__Work instructions__: Give the number of lines containing "NOMINAL" in this listing, with no other words.

^^^^^^^^

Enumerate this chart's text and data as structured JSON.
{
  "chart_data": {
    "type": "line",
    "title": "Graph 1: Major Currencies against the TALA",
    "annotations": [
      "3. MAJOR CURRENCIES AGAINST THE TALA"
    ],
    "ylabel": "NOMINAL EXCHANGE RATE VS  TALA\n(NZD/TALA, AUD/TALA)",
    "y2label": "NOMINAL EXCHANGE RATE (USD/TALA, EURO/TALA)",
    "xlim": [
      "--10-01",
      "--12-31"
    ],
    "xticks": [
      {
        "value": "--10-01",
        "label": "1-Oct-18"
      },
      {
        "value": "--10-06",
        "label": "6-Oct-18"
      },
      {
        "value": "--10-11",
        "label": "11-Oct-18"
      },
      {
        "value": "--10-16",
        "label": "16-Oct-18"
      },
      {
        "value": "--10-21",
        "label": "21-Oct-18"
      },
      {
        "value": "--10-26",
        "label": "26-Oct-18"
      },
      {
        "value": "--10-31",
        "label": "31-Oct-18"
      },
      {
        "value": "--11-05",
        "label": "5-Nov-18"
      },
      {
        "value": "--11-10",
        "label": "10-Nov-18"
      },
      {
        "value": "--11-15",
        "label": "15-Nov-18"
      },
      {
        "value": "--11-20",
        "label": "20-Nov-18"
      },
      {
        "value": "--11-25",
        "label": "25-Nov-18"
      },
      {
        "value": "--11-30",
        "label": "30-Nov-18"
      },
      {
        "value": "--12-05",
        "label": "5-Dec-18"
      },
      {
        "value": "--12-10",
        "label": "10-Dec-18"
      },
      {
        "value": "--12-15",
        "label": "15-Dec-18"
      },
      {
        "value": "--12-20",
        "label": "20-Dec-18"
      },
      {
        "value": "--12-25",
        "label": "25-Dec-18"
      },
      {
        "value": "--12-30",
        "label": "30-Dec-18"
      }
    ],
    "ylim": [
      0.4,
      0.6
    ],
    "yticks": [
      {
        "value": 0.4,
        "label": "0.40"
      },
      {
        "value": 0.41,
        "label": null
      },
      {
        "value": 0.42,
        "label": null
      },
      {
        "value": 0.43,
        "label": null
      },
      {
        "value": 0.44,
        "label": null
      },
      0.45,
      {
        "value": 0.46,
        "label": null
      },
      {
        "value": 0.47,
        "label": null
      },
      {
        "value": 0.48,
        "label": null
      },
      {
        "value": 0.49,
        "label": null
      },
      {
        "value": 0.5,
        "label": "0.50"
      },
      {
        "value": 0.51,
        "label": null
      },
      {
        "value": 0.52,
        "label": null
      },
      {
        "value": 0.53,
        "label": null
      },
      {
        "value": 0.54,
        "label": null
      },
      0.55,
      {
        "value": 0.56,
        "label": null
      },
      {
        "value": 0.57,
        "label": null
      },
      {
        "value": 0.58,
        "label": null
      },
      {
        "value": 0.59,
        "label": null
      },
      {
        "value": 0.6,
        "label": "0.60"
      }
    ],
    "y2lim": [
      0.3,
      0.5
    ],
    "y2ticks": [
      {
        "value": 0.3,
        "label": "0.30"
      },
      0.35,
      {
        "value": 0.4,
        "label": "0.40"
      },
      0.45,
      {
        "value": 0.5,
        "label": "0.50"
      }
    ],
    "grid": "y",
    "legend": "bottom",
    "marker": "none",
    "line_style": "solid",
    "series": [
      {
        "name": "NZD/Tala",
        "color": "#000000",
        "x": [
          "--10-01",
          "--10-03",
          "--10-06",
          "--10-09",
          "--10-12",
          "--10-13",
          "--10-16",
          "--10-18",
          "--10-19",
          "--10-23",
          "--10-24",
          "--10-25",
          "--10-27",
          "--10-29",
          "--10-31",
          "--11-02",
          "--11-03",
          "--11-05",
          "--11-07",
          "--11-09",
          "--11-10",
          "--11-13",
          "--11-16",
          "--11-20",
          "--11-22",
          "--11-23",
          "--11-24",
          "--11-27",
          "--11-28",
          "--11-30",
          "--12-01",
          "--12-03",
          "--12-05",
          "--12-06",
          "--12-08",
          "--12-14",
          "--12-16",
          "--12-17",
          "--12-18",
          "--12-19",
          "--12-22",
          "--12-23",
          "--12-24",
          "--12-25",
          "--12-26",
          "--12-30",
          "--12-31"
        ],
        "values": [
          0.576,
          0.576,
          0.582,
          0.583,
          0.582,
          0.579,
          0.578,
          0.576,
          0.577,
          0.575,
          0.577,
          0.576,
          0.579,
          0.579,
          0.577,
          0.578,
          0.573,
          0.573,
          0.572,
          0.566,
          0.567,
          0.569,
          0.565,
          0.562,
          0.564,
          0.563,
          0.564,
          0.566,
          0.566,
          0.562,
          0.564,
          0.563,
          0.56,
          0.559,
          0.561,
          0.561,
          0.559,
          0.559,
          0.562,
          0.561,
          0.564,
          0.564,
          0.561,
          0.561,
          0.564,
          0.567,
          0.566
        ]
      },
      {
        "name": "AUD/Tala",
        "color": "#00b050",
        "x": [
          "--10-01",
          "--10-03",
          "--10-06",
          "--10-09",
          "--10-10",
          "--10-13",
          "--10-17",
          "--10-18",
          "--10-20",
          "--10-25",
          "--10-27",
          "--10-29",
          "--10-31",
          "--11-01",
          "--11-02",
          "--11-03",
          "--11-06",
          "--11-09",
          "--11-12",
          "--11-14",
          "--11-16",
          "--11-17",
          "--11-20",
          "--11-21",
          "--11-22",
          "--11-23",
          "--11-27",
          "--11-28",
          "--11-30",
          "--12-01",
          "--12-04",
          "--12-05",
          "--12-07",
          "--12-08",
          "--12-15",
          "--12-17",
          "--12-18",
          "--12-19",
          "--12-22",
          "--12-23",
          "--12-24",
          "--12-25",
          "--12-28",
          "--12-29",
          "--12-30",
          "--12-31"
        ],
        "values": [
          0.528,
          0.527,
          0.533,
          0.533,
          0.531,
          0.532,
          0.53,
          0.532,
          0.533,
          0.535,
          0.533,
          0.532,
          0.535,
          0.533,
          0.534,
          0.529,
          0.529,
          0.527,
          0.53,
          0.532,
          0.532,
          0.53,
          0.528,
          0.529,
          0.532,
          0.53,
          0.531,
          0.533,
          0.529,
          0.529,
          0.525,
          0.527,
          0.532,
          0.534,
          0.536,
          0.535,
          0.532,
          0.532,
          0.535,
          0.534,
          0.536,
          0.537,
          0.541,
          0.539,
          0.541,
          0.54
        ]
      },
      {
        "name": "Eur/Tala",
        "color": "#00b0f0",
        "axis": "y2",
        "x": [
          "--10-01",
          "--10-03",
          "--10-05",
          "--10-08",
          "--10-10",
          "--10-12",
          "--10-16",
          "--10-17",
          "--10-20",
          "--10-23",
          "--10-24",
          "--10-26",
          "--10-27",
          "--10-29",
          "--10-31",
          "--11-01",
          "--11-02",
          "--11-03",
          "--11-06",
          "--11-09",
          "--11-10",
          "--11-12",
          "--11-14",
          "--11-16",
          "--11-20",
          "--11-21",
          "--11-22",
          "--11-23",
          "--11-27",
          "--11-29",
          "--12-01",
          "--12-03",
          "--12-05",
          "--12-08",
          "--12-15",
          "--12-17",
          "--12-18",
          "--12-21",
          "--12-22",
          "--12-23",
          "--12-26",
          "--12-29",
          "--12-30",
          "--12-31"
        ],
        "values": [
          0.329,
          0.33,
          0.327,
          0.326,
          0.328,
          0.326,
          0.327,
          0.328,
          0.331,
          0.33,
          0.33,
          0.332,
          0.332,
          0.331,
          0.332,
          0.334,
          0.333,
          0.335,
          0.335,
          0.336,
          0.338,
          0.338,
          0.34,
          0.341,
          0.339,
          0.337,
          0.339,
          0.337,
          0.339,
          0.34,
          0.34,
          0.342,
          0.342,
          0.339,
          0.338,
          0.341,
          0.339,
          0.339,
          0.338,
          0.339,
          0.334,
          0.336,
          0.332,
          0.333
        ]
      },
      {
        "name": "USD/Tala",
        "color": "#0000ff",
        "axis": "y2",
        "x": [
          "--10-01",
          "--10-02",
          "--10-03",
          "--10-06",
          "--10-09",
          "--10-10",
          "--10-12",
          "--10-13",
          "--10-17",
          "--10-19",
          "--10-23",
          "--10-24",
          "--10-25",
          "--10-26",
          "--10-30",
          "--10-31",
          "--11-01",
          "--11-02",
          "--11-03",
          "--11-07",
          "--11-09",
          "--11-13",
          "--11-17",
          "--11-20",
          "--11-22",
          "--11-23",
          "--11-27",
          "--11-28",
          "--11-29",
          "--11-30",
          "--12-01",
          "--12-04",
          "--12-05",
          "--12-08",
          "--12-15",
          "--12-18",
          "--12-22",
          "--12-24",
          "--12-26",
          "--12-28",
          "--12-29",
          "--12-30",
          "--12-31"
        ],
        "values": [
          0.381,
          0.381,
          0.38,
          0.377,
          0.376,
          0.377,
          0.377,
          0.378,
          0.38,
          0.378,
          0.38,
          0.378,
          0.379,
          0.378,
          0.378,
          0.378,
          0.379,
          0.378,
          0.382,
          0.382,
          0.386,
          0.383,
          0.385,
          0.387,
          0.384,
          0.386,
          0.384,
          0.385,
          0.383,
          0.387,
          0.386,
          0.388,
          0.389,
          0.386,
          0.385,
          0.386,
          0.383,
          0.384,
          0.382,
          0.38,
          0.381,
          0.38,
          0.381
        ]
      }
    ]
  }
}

^^^^^^^^

__Output below__: 2